#### Requirement:
Extract all lines from the data beneath that include the word "MATLAB".

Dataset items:
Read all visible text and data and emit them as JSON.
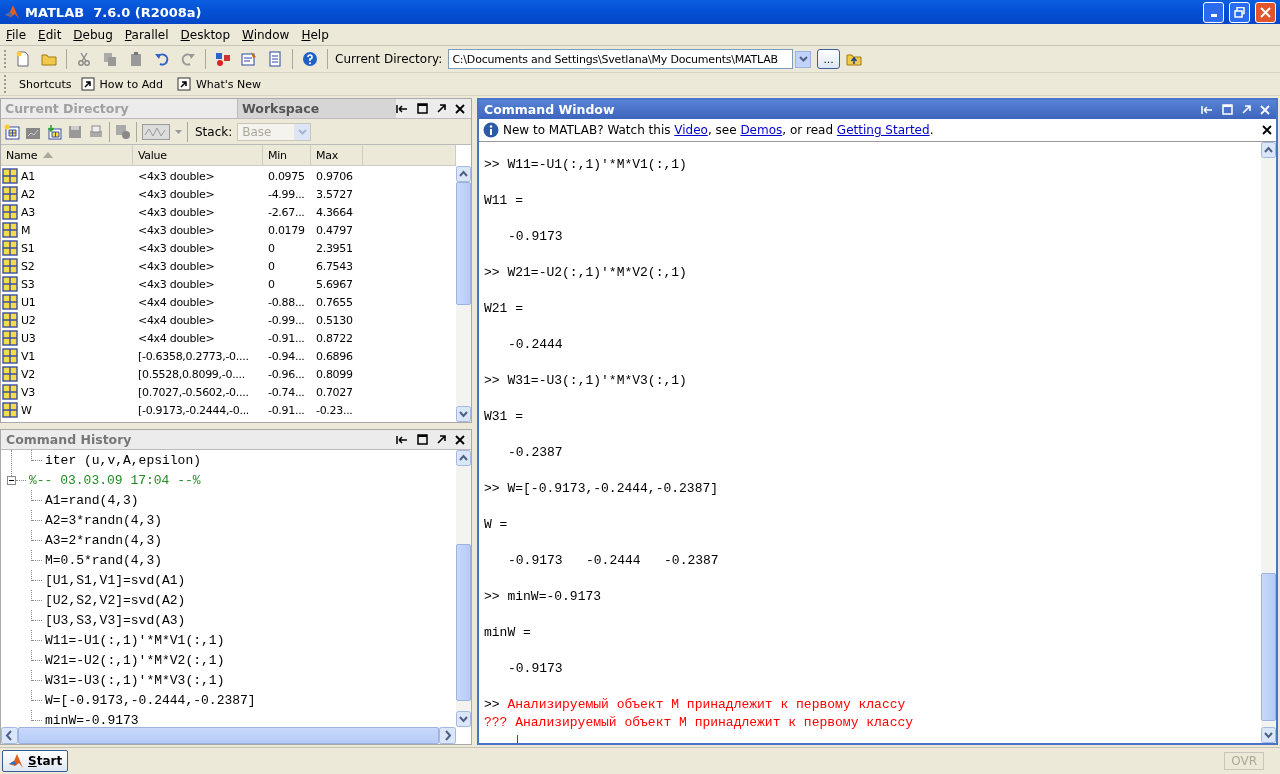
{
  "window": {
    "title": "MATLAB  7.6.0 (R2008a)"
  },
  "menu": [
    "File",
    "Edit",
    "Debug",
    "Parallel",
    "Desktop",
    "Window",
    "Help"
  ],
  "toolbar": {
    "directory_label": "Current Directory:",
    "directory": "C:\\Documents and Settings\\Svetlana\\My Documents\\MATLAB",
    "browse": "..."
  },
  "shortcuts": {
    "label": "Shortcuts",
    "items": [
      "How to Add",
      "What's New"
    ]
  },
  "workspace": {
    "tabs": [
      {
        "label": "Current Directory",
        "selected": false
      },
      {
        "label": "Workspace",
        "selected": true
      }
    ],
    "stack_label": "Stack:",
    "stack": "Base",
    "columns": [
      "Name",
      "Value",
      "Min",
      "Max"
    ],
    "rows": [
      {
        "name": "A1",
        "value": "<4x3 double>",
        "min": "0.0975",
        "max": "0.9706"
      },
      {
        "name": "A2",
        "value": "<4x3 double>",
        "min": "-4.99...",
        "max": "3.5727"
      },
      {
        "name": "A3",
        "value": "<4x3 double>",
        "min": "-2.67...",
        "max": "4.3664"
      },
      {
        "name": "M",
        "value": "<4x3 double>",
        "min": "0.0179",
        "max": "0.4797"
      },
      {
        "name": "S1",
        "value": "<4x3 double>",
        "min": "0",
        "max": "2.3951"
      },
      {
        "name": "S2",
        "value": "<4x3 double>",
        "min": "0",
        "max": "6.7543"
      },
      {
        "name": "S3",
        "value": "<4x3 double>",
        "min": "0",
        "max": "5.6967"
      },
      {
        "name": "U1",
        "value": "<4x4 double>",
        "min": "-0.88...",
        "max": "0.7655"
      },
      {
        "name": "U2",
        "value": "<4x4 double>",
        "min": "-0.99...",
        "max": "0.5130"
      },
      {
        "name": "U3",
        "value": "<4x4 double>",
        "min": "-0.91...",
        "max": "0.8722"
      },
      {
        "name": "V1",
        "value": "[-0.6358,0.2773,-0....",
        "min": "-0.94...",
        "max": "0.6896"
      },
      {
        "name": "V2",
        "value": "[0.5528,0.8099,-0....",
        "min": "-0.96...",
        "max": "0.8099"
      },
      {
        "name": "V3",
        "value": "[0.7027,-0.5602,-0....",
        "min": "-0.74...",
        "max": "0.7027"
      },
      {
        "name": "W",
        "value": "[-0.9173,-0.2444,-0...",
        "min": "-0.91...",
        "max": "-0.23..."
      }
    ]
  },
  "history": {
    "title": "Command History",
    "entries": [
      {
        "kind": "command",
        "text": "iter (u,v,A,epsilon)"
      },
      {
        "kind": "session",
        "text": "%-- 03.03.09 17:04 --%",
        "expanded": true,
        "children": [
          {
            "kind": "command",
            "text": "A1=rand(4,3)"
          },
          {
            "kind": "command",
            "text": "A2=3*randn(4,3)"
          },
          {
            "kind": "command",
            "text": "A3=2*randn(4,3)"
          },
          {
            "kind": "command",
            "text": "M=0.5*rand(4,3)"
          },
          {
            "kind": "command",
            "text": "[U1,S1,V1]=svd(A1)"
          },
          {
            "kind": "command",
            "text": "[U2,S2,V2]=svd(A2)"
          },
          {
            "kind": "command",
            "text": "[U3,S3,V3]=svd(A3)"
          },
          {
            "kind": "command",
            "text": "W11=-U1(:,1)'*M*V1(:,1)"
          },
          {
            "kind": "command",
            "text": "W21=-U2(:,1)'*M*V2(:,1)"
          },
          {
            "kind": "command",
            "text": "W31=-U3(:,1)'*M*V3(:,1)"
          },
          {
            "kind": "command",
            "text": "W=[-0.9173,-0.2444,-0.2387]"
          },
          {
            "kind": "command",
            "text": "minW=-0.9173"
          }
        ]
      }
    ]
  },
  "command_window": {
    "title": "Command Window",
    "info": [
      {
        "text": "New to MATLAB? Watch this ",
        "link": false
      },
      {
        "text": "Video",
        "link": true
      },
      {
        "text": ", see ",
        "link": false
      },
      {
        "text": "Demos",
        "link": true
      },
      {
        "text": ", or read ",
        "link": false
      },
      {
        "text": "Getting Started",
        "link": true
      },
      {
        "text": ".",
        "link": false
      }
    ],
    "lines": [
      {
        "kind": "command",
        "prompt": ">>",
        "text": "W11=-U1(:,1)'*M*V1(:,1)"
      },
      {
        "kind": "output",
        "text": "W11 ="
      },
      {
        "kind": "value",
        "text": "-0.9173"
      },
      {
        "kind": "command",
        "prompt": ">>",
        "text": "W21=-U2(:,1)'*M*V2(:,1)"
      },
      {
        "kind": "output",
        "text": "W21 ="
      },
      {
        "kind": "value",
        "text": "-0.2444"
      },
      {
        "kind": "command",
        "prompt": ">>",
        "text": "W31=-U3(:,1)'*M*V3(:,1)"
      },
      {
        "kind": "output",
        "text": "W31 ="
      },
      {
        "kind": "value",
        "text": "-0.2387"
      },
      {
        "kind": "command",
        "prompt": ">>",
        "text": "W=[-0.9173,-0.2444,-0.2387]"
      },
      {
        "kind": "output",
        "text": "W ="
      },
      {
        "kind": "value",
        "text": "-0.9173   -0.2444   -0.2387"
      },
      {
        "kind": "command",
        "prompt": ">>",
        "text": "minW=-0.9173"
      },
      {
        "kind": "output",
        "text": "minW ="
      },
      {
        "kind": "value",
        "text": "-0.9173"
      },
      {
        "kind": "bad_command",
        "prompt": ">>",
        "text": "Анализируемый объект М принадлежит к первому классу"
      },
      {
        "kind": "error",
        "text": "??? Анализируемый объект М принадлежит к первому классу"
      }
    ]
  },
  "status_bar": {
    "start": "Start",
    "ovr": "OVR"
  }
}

#### Finished exercise:
    "title": "MATLAB  7.6.0 (R2008a)"
    "directory": "C:\\Documents and Settings\\Svetlana\\My Documents\\MATLAB",
        "text": "New to MATLAB? Watch this ",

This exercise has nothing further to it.